[Data listing]
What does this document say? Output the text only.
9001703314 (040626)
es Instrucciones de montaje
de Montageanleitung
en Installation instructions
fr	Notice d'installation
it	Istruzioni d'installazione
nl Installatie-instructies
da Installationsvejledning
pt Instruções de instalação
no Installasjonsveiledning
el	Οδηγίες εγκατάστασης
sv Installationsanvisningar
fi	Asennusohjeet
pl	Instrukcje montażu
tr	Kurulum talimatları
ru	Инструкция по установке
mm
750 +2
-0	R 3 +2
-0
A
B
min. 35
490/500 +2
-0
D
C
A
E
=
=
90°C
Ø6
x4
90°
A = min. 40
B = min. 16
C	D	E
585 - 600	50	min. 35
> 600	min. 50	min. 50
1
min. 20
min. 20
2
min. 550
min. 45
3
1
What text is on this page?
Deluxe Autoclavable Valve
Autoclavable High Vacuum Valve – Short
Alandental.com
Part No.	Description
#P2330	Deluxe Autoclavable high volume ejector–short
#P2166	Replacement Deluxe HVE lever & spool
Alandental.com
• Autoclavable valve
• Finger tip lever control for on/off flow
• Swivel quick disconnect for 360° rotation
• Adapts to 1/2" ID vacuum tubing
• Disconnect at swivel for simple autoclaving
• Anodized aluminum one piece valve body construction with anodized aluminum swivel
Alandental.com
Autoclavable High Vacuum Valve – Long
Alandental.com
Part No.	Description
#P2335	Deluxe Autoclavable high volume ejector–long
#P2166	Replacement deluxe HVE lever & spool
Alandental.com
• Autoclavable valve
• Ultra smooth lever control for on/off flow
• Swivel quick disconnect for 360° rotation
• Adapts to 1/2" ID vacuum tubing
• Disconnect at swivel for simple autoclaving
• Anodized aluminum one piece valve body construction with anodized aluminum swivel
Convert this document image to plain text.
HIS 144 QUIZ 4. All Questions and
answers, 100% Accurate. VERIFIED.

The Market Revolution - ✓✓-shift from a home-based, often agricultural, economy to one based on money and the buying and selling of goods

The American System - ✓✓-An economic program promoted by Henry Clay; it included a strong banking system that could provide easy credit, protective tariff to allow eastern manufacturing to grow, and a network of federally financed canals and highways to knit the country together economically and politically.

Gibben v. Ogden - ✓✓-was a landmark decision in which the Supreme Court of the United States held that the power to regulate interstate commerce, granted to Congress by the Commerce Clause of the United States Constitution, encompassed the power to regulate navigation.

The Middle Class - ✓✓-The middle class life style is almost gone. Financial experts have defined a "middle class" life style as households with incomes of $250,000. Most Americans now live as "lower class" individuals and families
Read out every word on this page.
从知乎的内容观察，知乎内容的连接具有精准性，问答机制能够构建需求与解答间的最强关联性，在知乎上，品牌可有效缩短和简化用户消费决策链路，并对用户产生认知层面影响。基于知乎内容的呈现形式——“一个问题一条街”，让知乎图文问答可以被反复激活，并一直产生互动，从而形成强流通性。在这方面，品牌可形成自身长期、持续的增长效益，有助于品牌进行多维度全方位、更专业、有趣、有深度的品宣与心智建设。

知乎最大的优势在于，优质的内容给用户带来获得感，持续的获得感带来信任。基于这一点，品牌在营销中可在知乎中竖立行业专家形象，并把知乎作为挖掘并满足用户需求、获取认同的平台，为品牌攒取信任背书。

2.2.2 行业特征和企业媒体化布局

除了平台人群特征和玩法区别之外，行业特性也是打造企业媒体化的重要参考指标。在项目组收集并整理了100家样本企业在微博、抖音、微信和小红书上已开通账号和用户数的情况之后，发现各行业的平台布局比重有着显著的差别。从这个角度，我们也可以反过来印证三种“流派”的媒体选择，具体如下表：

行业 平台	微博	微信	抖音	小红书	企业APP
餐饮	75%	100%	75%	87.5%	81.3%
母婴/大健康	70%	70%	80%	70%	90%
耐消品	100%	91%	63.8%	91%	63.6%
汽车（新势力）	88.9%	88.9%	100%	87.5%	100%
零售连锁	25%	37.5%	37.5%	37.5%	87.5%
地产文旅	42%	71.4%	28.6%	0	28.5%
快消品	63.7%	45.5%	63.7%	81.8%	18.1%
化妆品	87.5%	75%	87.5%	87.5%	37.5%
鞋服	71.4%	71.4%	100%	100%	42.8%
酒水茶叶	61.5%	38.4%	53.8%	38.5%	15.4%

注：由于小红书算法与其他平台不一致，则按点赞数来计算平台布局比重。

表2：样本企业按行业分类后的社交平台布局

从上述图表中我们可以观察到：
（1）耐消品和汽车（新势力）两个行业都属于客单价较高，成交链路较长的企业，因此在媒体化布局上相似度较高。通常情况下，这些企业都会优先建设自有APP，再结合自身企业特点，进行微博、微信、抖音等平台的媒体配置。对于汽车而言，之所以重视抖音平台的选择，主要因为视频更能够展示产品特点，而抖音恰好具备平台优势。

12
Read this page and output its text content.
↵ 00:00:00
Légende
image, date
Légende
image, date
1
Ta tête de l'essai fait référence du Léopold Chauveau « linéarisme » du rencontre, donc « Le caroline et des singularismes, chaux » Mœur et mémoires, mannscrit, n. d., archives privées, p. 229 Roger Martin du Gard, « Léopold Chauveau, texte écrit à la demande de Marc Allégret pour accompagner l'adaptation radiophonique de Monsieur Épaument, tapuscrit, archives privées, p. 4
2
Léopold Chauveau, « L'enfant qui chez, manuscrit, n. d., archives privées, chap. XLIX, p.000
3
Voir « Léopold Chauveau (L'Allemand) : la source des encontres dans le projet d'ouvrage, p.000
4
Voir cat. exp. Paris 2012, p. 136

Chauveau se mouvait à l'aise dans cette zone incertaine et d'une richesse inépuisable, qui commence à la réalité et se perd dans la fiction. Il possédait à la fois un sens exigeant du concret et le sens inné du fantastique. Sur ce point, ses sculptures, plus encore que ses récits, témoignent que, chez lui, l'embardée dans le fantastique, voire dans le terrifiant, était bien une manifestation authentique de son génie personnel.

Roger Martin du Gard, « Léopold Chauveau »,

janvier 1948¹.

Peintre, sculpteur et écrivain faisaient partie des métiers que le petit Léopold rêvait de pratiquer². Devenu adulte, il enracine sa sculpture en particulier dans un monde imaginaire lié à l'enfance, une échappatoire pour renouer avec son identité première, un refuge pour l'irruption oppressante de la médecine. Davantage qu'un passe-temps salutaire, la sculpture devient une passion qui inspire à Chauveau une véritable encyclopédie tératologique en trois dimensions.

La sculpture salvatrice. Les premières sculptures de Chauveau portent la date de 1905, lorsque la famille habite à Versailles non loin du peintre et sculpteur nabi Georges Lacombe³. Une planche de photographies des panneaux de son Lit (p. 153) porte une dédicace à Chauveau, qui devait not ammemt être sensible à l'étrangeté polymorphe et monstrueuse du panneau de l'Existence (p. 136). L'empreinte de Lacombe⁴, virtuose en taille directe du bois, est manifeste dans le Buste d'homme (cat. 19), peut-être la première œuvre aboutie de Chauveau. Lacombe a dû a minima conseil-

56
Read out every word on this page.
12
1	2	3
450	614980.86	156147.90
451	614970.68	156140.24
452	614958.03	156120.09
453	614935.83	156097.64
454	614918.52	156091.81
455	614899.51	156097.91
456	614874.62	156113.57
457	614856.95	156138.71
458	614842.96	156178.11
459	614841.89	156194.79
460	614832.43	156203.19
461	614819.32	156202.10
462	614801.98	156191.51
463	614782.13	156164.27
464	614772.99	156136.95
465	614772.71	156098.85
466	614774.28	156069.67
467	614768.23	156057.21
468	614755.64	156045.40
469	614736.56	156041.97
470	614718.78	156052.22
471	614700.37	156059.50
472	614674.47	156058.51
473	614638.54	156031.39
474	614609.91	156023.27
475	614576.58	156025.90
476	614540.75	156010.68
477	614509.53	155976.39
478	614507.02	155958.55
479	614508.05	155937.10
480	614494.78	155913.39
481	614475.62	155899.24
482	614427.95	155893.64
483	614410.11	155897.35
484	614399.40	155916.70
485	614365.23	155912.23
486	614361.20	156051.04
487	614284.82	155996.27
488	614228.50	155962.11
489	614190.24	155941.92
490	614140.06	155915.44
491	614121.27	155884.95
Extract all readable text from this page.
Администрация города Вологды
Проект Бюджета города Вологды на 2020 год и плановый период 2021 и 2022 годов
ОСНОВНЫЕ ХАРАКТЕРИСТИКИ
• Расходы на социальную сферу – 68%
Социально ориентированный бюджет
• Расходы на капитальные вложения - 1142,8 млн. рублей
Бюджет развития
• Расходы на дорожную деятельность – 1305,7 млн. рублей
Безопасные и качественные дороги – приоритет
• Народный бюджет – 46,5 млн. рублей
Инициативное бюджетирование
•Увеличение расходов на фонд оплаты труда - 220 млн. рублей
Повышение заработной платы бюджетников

-- Job --
Extract every line from the one containing "Extract all readable text from this page." through the last line of the data, inclusive, exactly as written.

-- Answer to this task --
Extract all readable text from this page.
Администрация города Вологды
Проект Бюджета города Вологды на 2020 год и плановый период 2021 и 2022 годов
ОСНОВНЫЕ ХАРАКТЕРИСТИКИ
• Расходы на социальную сферу – 68%
Социально ориентированный бюджет
• Расходы на капитальные вложения - 1142,8 млн. рублей
Бюджет развития
• Расходы на дорожную деятельность – 1305,7 млн. рублей
Безопасные и качественные дороги – приоритет
• Народный бюджет – 46,5 млн. рублей
Инициативное бюджетирование
•Увеличение расходов на фонд оплаты труда - 220 млн. рублей
Повышение заработной платы бюджетников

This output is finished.